What to work on
Output the material beneath this task exactly, images excluded.

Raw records
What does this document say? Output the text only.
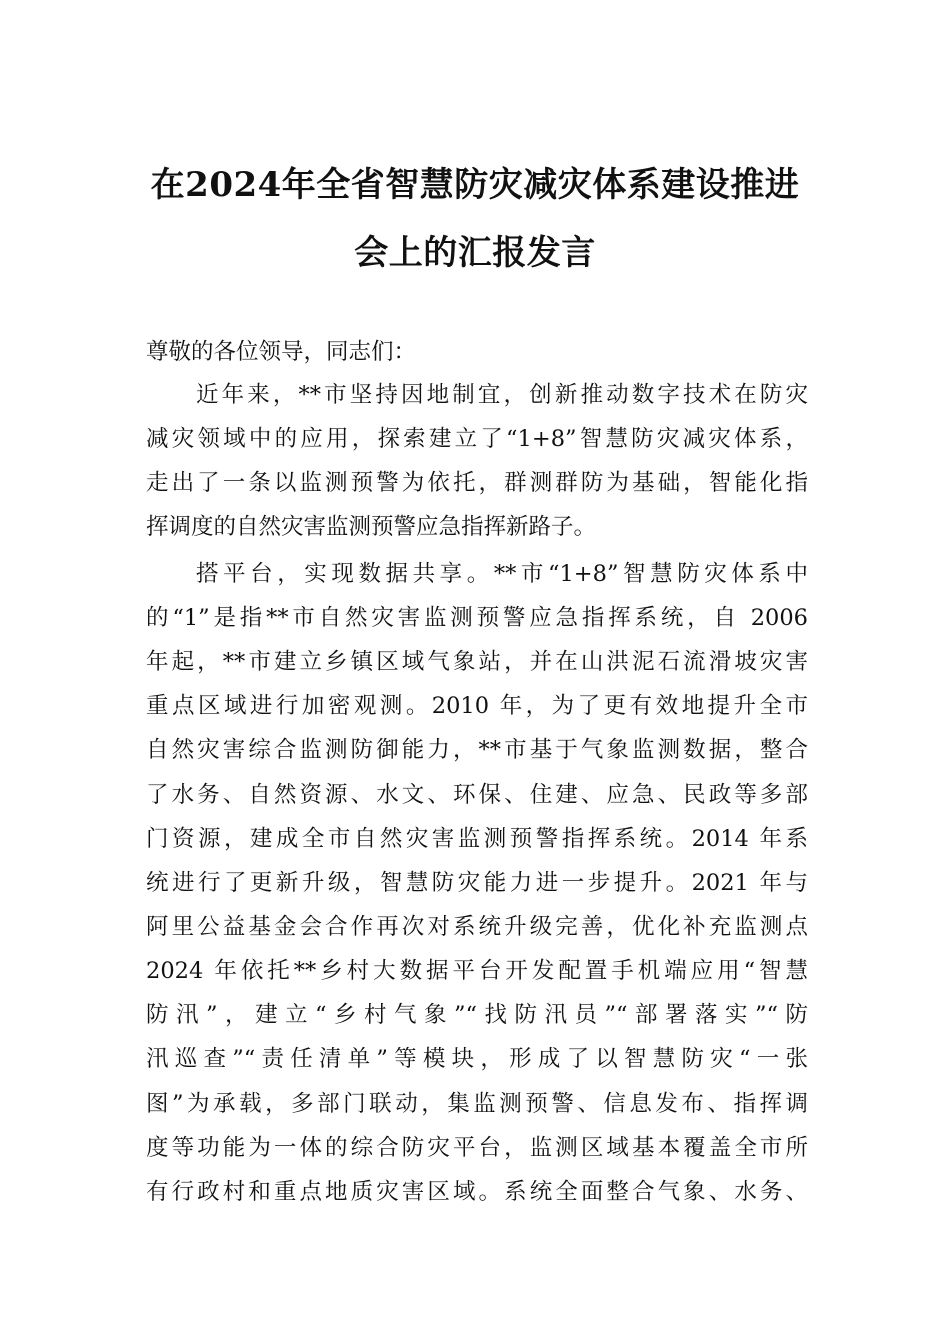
在2024年全省智慧防灾减灾体系建设推进
会上的汇报发言
尊敬的各位领导，同志们：
近年来，**市坚持因地制宜，创新推动数字技术在防灾
减灾领域中的应用，探索建立了“1+8”智慧防灾减灾体系，
走出了一条以监测预警为依托，群测群防为基础，智能化指
挥调度的自然灾害监测预警应急指挥新路子。
搭平台，实现数据共享。**市“1+8”智慧防灾体系中
的“1”是指**市自然灾害监测预警应急指挥系统，自 2006
年起，**市建立乡镇区域气象站，并在山洪泥石流滑坡灾害
重点区域进行加密观测。2010 年，为了更有效地提升全市
自然灾害综合监测防御能力，**市基于气象监测数据，整合
了水务、自然资源、水文、环保、住建、应急、民政等多部
门资源，建成全市自然灾害监测预警指挥系统。2014 年系
统进行了更新升级，智慧防灾能力进一步提升。2021 年与
阿里公益基金会合作再次对系统升级完善，优化补充监测点
2024 年依托**乡村大数据平台开发配置手机端应用“智慧
防汛”，建立“乡村气象”“找防汛员”“部署落实”“防
汛巡查”“责任清单”等模块，形成了以智慧防灾“一张
图”为承载，多部门联动，集监测预警、信息发布、指挥调
度等功能为一体的综合防灾平台，监测区域基本覆盖全市所
有行政村和重点地质灾害区域。系统全面整合气象、水务、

Exercise result
What does this document say? Output the text only.
在2024年全省智慧防灾减灾体系建设推进
会上的汇报发言
尊敬的各位领导，同志们：
近年来，**市坚持因地制宜，创新推动数字技术在防灾
减灾领域中的应用，探索建立了“1+8”智慧防灾减灾体系，
走出了一条以监测预警为依托，群测群防为基础，智能化指
挥调度的自然灾害监测预警应急指挥新路子。
搭平台，实现数据共享。**市“1+8”智慧防灾体系中
的“1”是指**市自然灾害监测预警应急指挥系统，自 2006
年起，**市建立乡镇区域气象站，并在山洪泥石流滑坡灾害
重点区域进行加密观测。2010 年，为了更有效地提升全市
自然灾害综合监测防御能力，**市基于气象监测数据，整合
了水务、自然资源、水文、环保、住建、应急、民政等多部
门资源，建成全市自然灾害监测预警指挥系统。2014 年系
统进行了更新升级，智慧防灾能力进一步提升。2021 年与
阿里公益基金会合作再次对系统升级完善，优化补充监测点
2024 年依托**乡村大数据平台开发配置手机端应用“智慧
防汛”，建立“乡村气象”“找防汛员”“部署落实”“防
汛巡查”“责任清单”等模块，形成了以智慧防灾“一张
图”为承载，多部门联动，集监测预警、信息发布、指挥调
度等功能为一体的综合防灾平台，监测区域基本覆盖全市所
有行政村和重点地质灾害区域。系统全面整合气象、水务、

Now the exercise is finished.